All lines of the data shown below should be output exactly as they stand.

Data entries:
____
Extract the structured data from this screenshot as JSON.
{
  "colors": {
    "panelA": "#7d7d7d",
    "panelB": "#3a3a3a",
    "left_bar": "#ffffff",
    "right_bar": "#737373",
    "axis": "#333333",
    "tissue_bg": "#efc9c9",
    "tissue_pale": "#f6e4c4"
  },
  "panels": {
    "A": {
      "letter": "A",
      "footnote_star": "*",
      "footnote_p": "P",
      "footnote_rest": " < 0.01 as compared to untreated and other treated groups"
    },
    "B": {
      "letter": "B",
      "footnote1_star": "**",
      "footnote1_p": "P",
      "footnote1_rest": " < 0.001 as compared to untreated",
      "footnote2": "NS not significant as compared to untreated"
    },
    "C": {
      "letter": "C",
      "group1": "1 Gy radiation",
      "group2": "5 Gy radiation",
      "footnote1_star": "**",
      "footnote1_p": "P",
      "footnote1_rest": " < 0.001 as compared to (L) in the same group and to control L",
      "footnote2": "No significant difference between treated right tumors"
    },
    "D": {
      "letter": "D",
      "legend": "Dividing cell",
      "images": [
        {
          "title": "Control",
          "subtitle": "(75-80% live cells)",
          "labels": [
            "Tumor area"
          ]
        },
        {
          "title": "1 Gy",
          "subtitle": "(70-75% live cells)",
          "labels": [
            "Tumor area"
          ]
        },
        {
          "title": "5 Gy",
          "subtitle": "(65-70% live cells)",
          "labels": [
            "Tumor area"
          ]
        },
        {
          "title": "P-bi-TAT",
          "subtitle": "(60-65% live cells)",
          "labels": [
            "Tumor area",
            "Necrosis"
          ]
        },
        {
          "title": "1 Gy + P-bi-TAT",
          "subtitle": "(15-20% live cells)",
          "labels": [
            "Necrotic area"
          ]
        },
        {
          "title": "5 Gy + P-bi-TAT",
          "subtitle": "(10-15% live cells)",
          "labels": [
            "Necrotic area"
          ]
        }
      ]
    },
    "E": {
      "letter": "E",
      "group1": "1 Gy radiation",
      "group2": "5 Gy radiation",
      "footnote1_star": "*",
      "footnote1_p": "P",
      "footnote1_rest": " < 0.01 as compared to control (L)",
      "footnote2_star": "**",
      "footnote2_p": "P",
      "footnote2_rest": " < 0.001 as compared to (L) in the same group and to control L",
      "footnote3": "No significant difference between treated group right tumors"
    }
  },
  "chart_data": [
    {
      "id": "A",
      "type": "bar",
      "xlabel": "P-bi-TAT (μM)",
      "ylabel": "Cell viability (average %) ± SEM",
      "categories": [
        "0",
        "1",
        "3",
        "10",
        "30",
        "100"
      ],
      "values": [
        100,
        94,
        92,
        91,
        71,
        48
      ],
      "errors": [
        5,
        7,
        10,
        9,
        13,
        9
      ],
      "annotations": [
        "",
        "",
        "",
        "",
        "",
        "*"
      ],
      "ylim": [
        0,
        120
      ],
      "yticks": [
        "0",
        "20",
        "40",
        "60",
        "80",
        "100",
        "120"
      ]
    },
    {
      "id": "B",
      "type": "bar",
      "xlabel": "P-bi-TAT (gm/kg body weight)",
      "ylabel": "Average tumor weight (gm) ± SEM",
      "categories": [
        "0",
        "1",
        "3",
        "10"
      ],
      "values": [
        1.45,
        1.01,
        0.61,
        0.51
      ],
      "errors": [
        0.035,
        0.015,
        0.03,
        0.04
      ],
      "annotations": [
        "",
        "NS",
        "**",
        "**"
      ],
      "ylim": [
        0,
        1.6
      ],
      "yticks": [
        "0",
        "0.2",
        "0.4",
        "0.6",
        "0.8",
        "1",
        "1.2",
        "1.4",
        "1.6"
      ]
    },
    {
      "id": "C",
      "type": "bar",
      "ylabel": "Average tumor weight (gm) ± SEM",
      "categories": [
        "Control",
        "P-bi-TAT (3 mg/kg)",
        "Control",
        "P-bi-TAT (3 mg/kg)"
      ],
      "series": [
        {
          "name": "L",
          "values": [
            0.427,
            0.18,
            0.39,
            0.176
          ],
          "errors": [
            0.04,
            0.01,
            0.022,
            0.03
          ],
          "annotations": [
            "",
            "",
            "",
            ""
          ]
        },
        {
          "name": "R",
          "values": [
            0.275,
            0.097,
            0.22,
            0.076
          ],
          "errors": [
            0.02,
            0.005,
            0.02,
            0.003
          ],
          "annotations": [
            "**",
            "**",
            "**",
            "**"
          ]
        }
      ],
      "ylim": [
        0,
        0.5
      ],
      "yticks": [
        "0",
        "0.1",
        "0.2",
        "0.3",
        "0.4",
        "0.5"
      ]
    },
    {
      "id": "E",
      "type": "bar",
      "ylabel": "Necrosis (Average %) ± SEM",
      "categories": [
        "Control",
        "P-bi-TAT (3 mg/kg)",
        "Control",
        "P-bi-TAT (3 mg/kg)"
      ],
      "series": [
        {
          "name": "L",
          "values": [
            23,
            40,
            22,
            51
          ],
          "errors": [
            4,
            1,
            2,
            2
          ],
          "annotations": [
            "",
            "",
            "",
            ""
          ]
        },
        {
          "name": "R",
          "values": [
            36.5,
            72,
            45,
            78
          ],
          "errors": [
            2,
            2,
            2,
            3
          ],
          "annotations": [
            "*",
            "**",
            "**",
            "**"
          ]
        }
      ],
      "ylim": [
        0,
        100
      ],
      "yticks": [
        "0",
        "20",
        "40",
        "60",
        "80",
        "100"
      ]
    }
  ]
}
____
### [FINISHED TASK]
Extract the structured data from this screenshot as JSON.
{
  "colors": {
    "panelA": "#7d7d7d",
    "panelB": "#3a3a3a",
    "left_bar": "#ffffff",
    "right_bar": "#737373",
    "axis": "#333333",
    "tissue_bg": "#efc9c9",
    "tissue_pale": "#f6e4c4"
  },
  "panels": {
    "A": {
      "letter": "A",
      "footnote_star": "*",
      "footnote_p": "P",
      "footnote_rest": " < 0.01 as compared to untreated and other treated groups"
    },
    "B": {
      "letter": "B",
      "footnote1_star": "**",
      "footnote1_p": "P",
      "footnote1_rest": " < 0.001 as compared to untreated",
      "footnote2": "NS not significant as compared to untreated"
    },
    "C": {
      "letter": "C",
      "group1": "1 Gy radiation",
      "group2": "5 Gy radiation",
      "footnote1_star": "**",
      "footnote1_p": "P",
      "footnote1_rest": " < 0.001 as compared to (L) in the same group and to control L",
      "footnote2": "No significant difference between treated right tumors"
    },
    "D": {
      "letter": "D",
      "legend": "Dividing cell",
      "images": [
        {
          "title": "Control",
          "subtitle": "(75-80% live cells)",
          "labels": [
            "Tumor area"
          ]
        },
        {
          "title": "1 Gy",
          "subtitle": "(70-75% live cells)",
          "labels": [
            "Tumor area"
          ]
        },
        {
          "title": "5 Gy",
          "subtitle": "(65-70% live cells)",
          "labels": [
            "Tumor area"
          ]
        },
        {
          "title": "P-bi-TAT",
          "subtitle": "(60-65% live cells)",
          "labels": [
            "Tumor area",
            "Necrosis"
          ]
        },
        {
          "title": "1 Gy + P-bi-TAT",
          "subtitle": "(15-20% live cells)",
          "labels": [
            "Necrotic area"
          ]
        },
        {
          "title": "5 Gy + P-bi-TAT",
          "subtitle": "(10-15% live cells)",
          "labels": [
            "Necrotic area"
          ]
        }
      ]
    },
    "E": {
      "letter": "E",
      "group1": "1 Gy radiation",
      "group2": "5 Gy radiation",
      "footnote1_star": "*",
      "footnote1_p": "P",
      "footnote1_rest": " < 0.01 as compared to control (L)",
      "footnote2_star": "**",
      "footnote2_p": "P",
      "footnote2_rest": " < 0.001 as compared to (L) in the same group and to control L",
      "footnote3": "No significant difference between treated group right tumors"
    }
  },
  "chart_data": [
    {
      "id": "A",
      "type": "bar",
      "xlabel": "P-bi-TAT (μM)",
      "ylabel": "Cell viability (average %) ± SEM",
      "categories": [
        "0",
        "1",
        "3",
        "10",
        "30",
        "100"
      ],
      "values": [
        100,
        94,
        92,
        91,
        71,
        48
      ],
      "errors": [
        5,
        7,
        10,
        9,
        13,
        9
      ],
      "annotations": [
        "",
        "",
        "",
        "",
        "",
        "*"
      ],
      "ylim": [
        0,
        120
      ],
      "yticks": [
        "0",
        "20",
        "40",
        "60",
        "80",
        "100",
        "120"
      ]
    },
    {
      "id": "B",
      "type": "bar",
      "xlabel": "P-bi-TAT (gm/kg body weight)",
      "ylabel": "Average tumor weight (gm) ± SEM",
      "categories": [
        "0",
        "1",
        "3",
        "10"
      ],
      "values": [
        1.45,
        1.01,
        0.61,
        0.51
      ],
      "errors": [
        0.035,
        0.015,
        0.03,
        0.04
      ],
      "annotations": [
        "",
        "NS",
        "**",
        "**"
      ],
      "ylim": [
        0,
        1.6
      ],
      "yticks": [
        "0",
        "0.2",
        "0.4",
        "0.6",
        "0.8",
        "1",
        "1.2",
        "1.4",
        "1.6"
      ]
    },
    {
      "id": "C",
      "type": "bar",
      "ylabel": "Average tumor weight (gm) ± SEM",
      "categories": [
        "Control",
        "P-bi-TAT (3 mg/kg)",
        "Control",
        "P-bi-TAT (3 mg/kg)"
      ],
      "series": [
        {
          "name": "L",
          "values": [
            0.427,
            0.18,
            0.39,
            0.176
          ],
          "errors": [
            0.04,
            0.01,
            0.022,
            0.03
          ],
          "annotations": [
            "",
            "",
            "",
            ""
          ]
        },
        {
          "name": "R",
          "values": [
            0.275,
            0.097,
            0.22,
            0.076
          ],
          "errors": [
            0.02,
            0.005,
            0.02,
            0.003
          ],
          "annotations": [
            "**",
            "**",
            "**",
            "**"
          ]
        }
      ],
      "ylim": [
        0,
        0.5
      ],
      "yticks": [
        "0",
        "0.1",
        "0.2",
        "0.3",
        "0.4",
        "0.5"
      ]
    },
    {
      "id": "E",
      "type": "bar",
      "ylabel": "Necrosis (Average %) ± SEM",
      "categories": [
        "Control",
        "P-bi-TAT (3 mg/kg)",
        "Control",
        "P-bi-TAT (3 mg/kg)"
      ],
      "series": [
        {
          "name": "L",
          "values": [
            23,
            40,
            22,
            51
          ],
          "errors": [
            4,
            1,
            2,
            2
          ],
          "annotations": [
            "",
            "",
            "",
            ""
          ]
        },
        {
          "name": "R",
          "values": [
            36.5,
            72,
            45,
            78
          ],
          "errors": [
            2,
            2,
            2,
            3
          ],
          "annotations": [
            "*",
            "**",
            "**",
            "**"
          ]
        }
      ],
      "ylim": [
        0,
        100
      ],
      "yticks": [
        "0",
        "20",
        "40",
        "60",
        "80",
        "100"
      ]
    }
  ]
}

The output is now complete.